| MATERIAL SUPPLIED |
· · ·
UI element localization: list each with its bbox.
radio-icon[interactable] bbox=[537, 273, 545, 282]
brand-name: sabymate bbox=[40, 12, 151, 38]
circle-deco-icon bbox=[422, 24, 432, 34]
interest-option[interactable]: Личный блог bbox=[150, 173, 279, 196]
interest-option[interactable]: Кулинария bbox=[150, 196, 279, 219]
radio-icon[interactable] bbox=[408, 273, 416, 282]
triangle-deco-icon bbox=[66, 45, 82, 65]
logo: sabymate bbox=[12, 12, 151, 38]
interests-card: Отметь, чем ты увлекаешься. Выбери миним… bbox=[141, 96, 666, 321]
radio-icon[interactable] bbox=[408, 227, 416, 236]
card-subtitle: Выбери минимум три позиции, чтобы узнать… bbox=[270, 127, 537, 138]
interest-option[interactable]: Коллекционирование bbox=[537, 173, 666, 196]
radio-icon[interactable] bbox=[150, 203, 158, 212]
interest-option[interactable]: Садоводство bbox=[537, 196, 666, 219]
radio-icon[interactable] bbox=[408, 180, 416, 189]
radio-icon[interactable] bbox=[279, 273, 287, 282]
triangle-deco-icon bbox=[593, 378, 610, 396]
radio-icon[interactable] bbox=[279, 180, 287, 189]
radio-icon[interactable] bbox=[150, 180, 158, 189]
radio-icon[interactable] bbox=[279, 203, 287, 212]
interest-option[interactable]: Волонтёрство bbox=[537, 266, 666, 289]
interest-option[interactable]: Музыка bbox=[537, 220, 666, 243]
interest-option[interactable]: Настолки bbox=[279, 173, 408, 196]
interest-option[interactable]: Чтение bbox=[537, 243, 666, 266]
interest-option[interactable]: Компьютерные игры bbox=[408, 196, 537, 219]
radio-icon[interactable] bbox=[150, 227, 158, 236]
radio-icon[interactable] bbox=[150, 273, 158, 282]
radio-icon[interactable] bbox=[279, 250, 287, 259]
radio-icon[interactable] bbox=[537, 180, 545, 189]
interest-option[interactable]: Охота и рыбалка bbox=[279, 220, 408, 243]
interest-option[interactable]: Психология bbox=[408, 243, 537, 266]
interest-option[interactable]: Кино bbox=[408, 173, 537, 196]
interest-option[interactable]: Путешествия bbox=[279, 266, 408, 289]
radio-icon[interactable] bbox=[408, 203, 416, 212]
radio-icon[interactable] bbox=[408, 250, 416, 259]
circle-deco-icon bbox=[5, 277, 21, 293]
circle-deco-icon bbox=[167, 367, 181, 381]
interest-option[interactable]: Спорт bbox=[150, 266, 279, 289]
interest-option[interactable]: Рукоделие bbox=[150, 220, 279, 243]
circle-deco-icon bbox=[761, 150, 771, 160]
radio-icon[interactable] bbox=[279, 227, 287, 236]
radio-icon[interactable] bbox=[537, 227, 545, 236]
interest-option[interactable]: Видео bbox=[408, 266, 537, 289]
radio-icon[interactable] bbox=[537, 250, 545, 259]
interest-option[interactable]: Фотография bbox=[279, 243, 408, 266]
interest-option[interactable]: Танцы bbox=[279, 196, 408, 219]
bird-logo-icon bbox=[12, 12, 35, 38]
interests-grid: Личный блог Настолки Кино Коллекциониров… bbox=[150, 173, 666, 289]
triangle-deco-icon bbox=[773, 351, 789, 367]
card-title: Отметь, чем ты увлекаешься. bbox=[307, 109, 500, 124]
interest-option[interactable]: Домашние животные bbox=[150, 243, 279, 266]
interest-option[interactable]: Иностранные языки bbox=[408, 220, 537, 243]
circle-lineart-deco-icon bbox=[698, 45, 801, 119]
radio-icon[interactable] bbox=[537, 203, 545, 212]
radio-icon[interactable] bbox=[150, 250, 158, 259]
· · ·
| AIM OF THE EXERCISE |
Copy every line of the data above verbatim.

| RESPONSE TO THE TASK |
UI element localization: list each with its bbox.
radio-icon[interactable] bbox=[537, 273, 545, 282]
brand-name: sabymate bbox=[40, 12, 151, 38]
circle-deco-icon bbox=[422, 24, 432, 34]
interest-option[interactable]: Личный блог bbox=[150, 173, 279, 196]
interest-option[interactable]: Кулинария bbox=[150, 196, 279, 219]
radio-icon[interactable] bbox=[408, 273, 416, 282]
triangle-deco-icon bbox=[66, 45, 82, 65]
logo: sabymate bbox=[12, 12, 151, 38]
interests-card: Отметь, чем ты увлекаешься. Выбери миним… bbox=[141, 96, 666, 321]
radio-icon[interactable] bbox=[408, 227, 416, 236]
card-subtitle: Выбери минимум три позиции, чтобы узнать… bbox=[270, 127, 537, 138]
interest-option[interactable]: Коллекционирование bbox=[537, 173, 666, 196]
radio-icon[interactable] bbox=[150, 203, 158, 212]
interest-option[interactable]: Садоводство bbox=[537, 196, 666, 219]
radio-icon[interactable] bbox=[408, 180, 416, 189]
radio-icon[interactable] bbox=[279, 273, 287, 282]
triangle-deco-icon bbox=[593, 378, 610, 396]
radio-icon[interactable] bbox=[279, 180, 287, 189]
radio-icon[interactable] bbox=[150, 180, 158, 189]
radio-icon[interactable] bbox=[279, 203, 287, 212]
interest-option[interactable]: Волонтёрство bbox=[537, 266, 666, 289]
interest-option[interactable]: Музыка bbox=[537, 220, 666, 243]
interest-option[interactable]: Настолки bbox=[279, 173, 408, 196]
interest-option[interactable]: Чтение bbox=[537, 243, 666, 266]
interest-option[interactable]: Компьютерные игры bbox=[408, 196, 537, 219]
radio-icon[interactable] bbox=[150, 227, 158, 236]
radio-icon[interactable] bbox=[150, 273, 158, 282]
radio-icon[interactable] bbox=[279, 250, 287, 259]
radio-icon[interactable] bbox=[537, 180, 545, 189]
interest-option[interactable]: Охота и рыбалка bbox=[279, 220, 408, 243]
interest-option[interactable]: Психология bbox=[408, 243, 537, 266]
interest-option[interactable]: Кино bbox=[408, 173, 537, 196]
interest-option[interactable]: Путешествия bbox=[279, 266, 408, 289]
radio-icon[interactable] bbox=[408, 203, 416, 212]
radio-icon[interactable] bbox=[408, 250, 416, 259]
circle-deco-icon bbox=[5, 277, 21, 293]
circle-deco-icon bbox=[167, 367, 181, 381]
interest-option[interactable]: Спорт bbox=[150, 266, 279, 289]
interest-option[interactable]: Рукоделие bbox=[150, 220, 279, 243]
circle-deco-icon bbox=[761, 150, 771, 160]
radio-icon[interactable] bbox=[279, 227, 287, 236]
radio-icon[interactable] bbox=[537, 227, 545, 236]
interest-option[interactable]: Видео bbox=[408, 266, 537, 289]
radio-icon[interactable] bbox=[537, 250, 545, 259]
interest-option[interactable]: Фотография bbox=[279, 243, 408, 266]
interest-option[interactable]: Танцы bbox=[279, 196, 408, 219]
bird-logo-icon bbox=[12, 12, 35, 38]
interests-grid: Личный блог Настолки Кино Коллекциониров… bbox=[150, 173, 666, 289]
triangle-deco-icon bbox=[773, 351, 789, 367]
card-title: Отметь, чем ты увлекаешься. bbox=[307, 109, 500, 124]
interest-option[interactable]: Домашние животные bbox=[150, 243, 279, 266]
interest-option[interactable]: Иностранные языки bbox=[408, 220, 537, 243]
circle-lineart-deco-icon bbox=[698, 45, 801, 119]
radio-icon[interactable] bbox=[537, 203, 545, 212]
radio-icon[interactable] bbox=[150, 250, 158, 259]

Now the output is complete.